━━━ Text shown ━━━

Figure 3 shows the number of points remaining after each data filtering step. Finally, 114 ATL08 points were selected as the GCPs by the 12 filter criteria (Figure 4).

3.2. Extraction of DEMs from GF-7 Stereo Images

For the GF-7 stereo images, the transformation relationship between the images’ coordinates and the object space coordinates (Equation (1)) was expressed by a rational function model (RFM), which contained multiple rational polynomial coefficients (RPCs). These RPCs are often physically meaningless and inaccurate [33]. Therefore, the block adjustment method was used to add the affine transformation parameters of the image for compensation (Equation (2)) and improve the geometric imaging model of the stereo images and the DEM product’s accuracy [27,34,35].

$$\left\{\begin{array}{l}r=\frac{p_1(X,Y,Z)}{p_2(X,Y,Z)}\\ c=\frac{p_3(X,Y,Z)}{p_4(X,Y,Z)}\end{array}\right.$$

(1)

$$\left\{\begin{array}{l}\Delta c=a_0+a_{1}c+a_{2}r\\ \Delta r=b_0+b_{1}c+b_{2}r\end{array}\right.$$

(2)

where (c, r) are the image coordinates; (X, Y, Z) is the object space coordinates; p₁, p₂, p₃, and p₄ are the RPCs; ($\Delta c$, $\Delta r$) are the compensation values of the image coordinates; and a_i, b_i (i = 0, 1, 2) are the affine transformation coefficients.

Currently, there are three commonly used block adjustment methods:

• Block adjustment without GCPs. This method was essential for selecting some tie points in the GF-7 images and calculating the object space coordinates for each pair of GF-7 stereo pixels, utilizing the space-forward intersection. The final object space coordinate of the tie point was the average coordinate of the tie points between each pair of GF-7 stereo pixels. These tie points were utilized as the virtual GCPs in the block adjustment process.

━━━ Information given ━━━

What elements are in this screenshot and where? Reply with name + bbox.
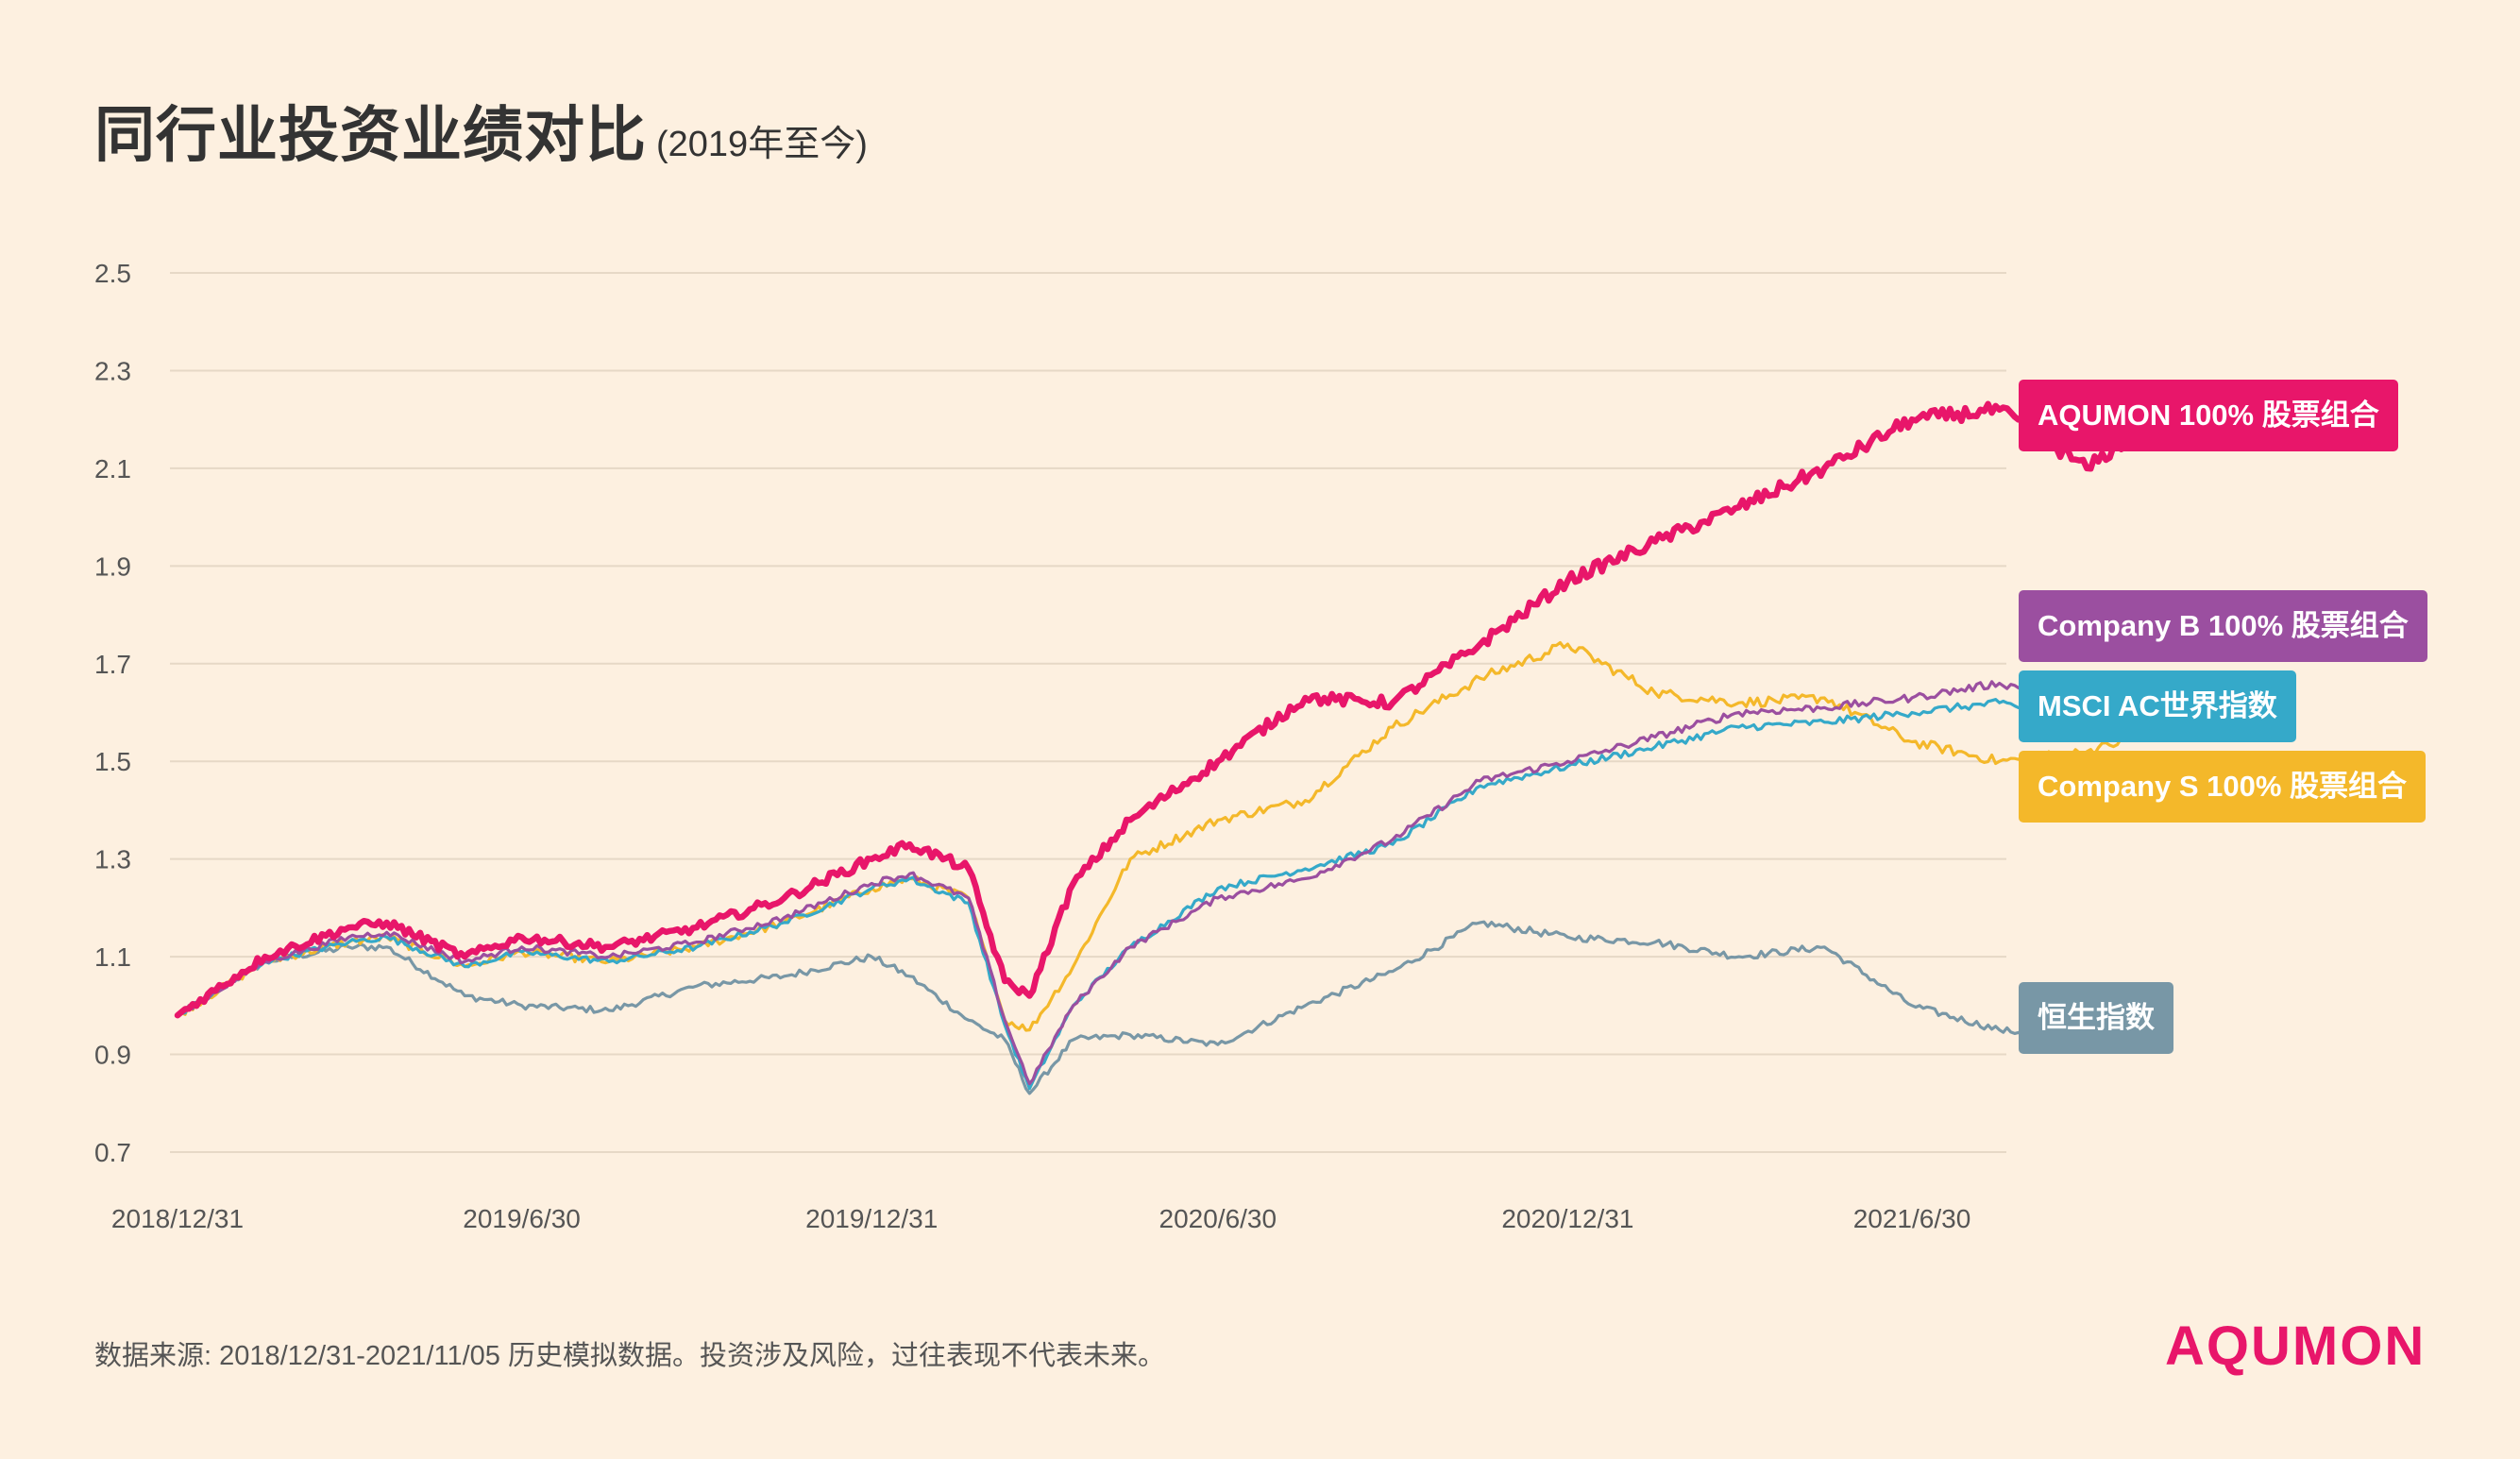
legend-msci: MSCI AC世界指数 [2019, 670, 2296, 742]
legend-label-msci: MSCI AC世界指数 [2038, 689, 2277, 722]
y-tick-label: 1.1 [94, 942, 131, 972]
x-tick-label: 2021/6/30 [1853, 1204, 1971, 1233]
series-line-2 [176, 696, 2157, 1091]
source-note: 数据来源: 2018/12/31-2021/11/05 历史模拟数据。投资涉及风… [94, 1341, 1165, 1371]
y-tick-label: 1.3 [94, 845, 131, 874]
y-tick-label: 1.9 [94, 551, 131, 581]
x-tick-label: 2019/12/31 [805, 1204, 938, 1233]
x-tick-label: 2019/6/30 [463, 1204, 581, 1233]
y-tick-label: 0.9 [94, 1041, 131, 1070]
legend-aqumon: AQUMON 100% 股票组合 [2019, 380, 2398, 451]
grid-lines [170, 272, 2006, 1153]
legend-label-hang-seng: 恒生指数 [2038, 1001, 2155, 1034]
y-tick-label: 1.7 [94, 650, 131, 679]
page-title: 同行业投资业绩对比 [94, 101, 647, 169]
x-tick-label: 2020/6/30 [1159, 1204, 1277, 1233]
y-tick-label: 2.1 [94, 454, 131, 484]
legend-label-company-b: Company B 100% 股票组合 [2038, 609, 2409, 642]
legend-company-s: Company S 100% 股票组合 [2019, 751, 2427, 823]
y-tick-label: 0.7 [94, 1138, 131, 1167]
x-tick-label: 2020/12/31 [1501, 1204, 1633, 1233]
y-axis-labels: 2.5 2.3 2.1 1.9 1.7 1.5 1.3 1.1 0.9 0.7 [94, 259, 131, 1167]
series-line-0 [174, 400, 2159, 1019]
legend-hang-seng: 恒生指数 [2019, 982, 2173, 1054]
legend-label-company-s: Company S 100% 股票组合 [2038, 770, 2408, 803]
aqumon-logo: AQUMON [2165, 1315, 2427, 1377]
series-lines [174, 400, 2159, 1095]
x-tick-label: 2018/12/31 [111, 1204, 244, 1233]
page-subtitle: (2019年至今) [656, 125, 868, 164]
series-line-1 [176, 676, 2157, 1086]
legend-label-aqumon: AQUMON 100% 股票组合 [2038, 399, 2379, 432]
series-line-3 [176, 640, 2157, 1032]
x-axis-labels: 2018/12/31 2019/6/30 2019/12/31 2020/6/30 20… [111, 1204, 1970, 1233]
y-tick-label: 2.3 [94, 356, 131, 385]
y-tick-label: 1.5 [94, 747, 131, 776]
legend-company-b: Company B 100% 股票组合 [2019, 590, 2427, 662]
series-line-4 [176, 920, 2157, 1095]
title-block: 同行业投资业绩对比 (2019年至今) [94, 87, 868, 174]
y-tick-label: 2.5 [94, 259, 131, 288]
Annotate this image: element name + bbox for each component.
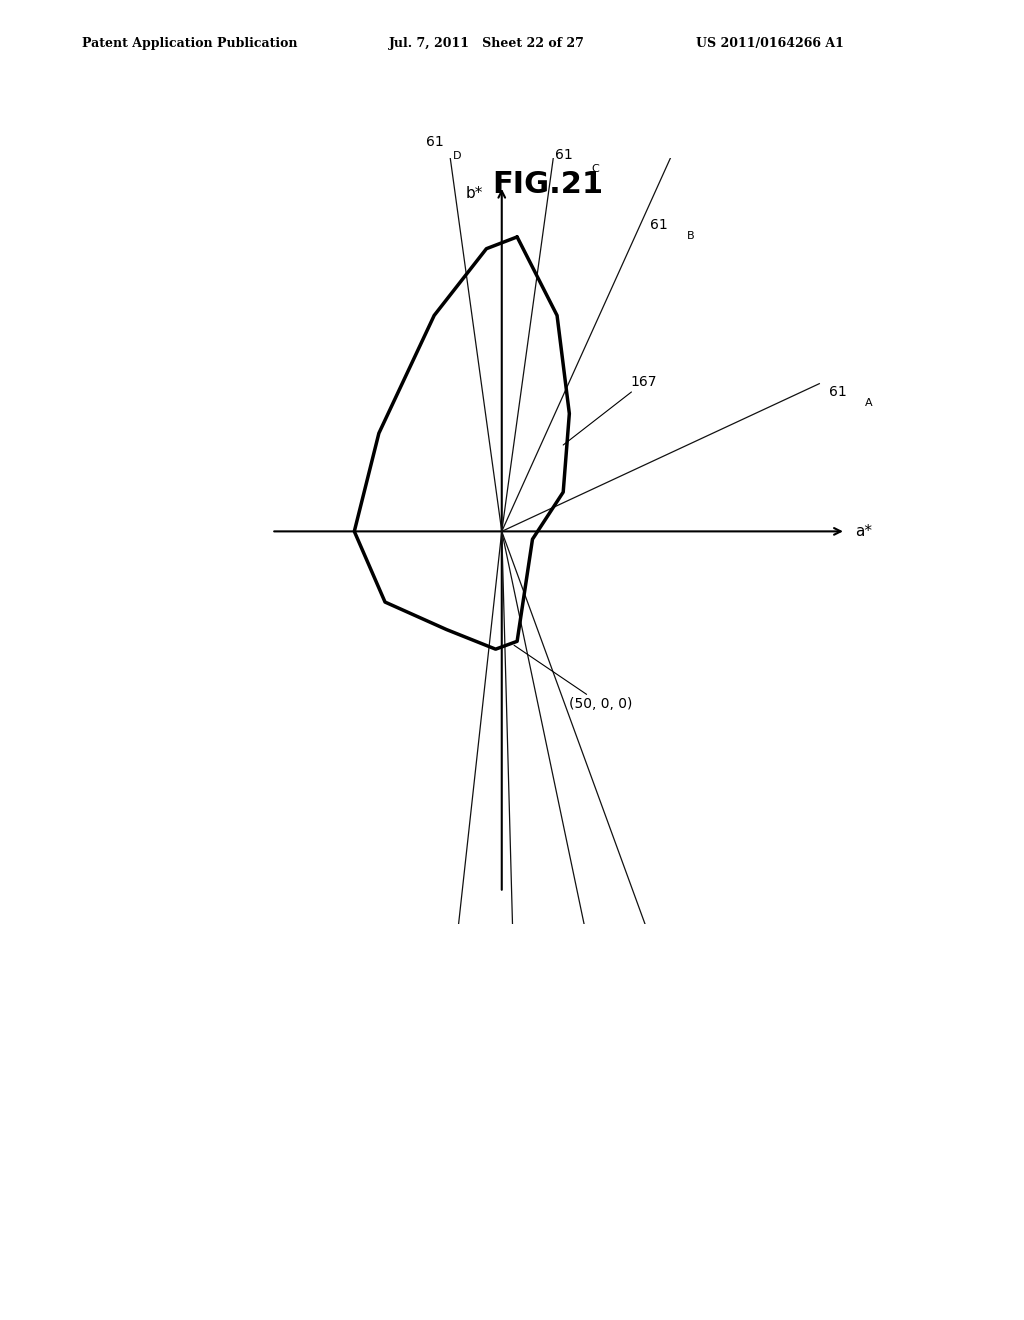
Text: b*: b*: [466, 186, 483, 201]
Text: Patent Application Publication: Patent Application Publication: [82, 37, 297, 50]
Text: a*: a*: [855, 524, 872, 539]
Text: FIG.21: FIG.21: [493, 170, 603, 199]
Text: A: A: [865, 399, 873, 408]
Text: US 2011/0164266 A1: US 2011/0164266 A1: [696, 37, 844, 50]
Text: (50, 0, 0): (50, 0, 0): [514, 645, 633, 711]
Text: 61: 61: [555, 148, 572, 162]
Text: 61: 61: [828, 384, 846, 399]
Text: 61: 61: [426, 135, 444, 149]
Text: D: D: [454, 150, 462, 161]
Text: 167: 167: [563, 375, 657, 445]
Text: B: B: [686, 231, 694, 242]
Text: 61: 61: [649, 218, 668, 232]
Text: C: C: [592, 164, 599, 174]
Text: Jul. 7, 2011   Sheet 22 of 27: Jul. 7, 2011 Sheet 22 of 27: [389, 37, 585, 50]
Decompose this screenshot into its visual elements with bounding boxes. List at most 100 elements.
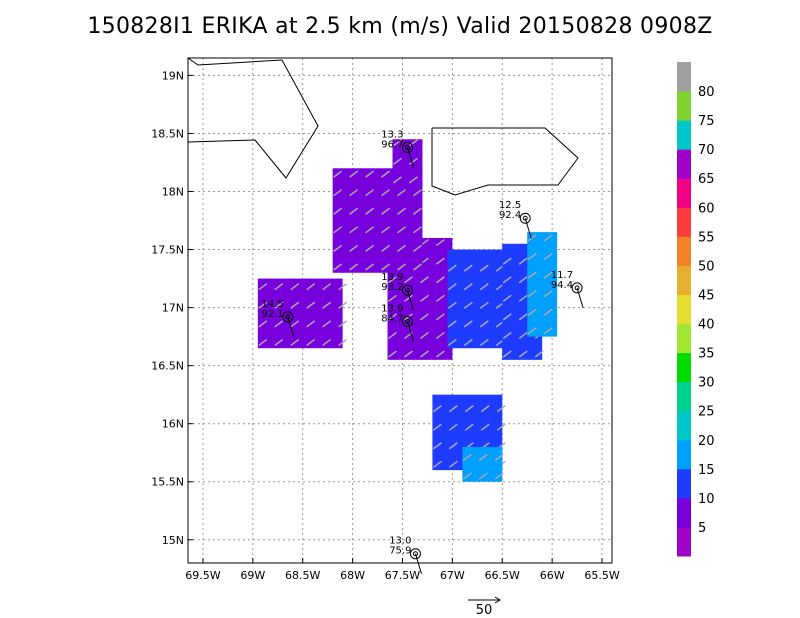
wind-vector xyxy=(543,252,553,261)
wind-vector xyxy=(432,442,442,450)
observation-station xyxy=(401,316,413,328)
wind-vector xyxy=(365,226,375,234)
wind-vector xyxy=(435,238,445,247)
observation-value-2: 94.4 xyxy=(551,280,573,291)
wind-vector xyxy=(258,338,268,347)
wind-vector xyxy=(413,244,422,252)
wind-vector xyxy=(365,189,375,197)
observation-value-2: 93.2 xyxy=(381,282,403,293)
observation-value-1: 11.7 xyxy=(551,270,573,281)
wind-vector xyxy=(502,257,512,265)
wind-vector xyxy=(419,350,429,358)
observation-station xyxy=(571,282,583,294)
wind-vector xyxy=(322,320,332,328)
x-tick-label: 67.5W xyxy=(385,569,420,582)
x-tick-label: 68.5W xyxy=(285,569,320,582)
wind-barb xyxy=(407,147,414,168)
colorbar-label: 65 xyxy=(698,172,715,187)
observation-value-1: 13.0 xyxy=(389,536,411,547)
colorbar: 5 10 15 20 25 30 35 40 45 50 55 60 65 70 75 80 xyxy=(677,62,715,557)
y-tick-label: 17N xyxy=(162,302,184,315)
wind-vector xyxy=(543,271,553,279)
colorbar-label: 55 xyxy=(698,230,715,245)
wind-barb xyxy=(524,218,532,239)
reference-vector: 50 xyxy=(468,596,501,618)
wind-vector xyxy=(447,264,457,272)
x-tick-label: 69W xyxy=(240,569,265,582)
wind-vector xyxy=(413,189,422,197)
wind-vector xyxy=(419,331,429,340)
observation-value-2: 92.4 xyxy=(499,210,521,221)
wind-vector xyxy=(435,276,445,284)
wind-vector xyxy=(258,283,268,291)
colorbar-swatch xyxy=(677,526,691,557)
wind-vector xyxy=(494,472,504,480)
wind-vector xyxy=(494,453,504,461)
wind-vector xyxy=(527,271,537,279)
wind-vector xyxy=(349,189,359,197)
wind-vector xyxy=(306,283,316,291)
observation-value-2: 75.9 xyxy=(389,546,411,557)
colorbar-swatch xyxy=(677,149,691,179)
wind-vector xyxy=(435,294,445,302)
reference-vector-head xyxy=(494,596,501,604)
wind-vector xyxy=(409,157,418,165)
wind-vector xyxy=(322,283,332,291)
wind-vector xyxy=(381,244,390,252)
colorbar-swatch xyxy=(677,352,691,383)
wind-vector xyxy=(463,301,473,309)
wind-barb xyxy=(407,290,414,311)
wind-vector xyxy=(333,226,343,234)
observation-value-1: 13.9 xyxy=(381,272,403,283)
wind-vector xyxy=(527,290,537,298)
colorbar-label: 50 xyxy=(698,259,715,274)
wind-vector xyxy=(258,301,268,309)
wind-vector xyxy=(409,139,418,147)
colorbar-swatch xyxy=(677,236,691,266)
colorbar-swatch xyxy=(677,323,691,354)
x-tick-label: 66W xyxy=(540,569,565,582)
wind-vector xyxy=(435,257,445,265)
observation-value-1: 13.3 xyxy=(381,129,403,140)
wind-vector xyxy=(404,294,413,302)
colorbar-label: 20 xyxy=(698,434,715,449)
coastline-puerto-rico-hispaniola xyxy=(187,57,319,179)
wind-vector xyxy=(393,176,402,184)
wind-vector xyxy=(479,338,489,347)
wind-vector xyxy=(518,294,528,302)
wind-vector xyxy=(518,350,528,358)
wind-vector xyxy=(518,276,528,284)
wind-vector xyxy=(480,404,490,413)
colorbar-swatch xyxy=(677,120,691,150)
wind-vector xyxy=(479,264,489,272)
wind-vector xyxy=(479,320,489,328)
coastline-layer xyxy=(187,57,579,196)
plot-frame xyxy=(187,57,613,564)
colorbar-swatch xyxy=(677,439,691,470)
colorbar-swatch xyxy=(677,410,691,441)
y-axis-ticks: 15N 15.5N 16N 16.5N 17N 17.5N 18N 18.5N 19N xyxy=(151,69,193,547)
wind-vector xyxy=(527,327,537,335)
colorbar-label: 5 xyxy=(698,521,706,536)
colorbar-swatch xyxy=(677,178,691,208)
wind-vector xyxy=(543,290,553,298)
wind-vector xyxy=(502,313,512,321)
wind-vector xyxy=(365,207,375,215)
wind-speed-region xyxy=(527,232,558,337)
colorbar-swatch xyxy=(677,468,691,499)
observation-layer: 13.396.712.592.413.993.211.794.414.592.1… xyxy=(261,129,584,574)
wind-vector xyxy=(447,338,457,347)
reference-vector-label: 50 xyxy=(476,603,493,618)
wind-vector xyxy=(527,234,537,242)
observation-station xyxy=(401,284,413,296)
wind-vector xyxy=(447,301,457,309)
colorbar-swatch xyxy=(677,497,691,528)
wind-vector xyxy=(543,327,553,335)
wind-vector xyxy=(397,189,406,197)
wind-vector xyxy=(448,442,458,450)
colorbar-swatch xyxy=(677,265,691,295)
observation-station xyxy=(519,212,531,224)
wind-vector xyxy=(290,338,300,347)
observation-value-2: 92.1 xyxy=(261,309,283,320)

━━━

_Task description_. From the text on extracting DEMs from GF-7 stereo images, print the passage between "Figure 3 shows" and "criteria (Figure 4).", inclusive.

_Worked answer_.
Figure 3 shows the number of points remaining after each data filtering step. Finally, 114 ATL08 points were selected as the GCPs by the 12 filter criteria (Figure 4).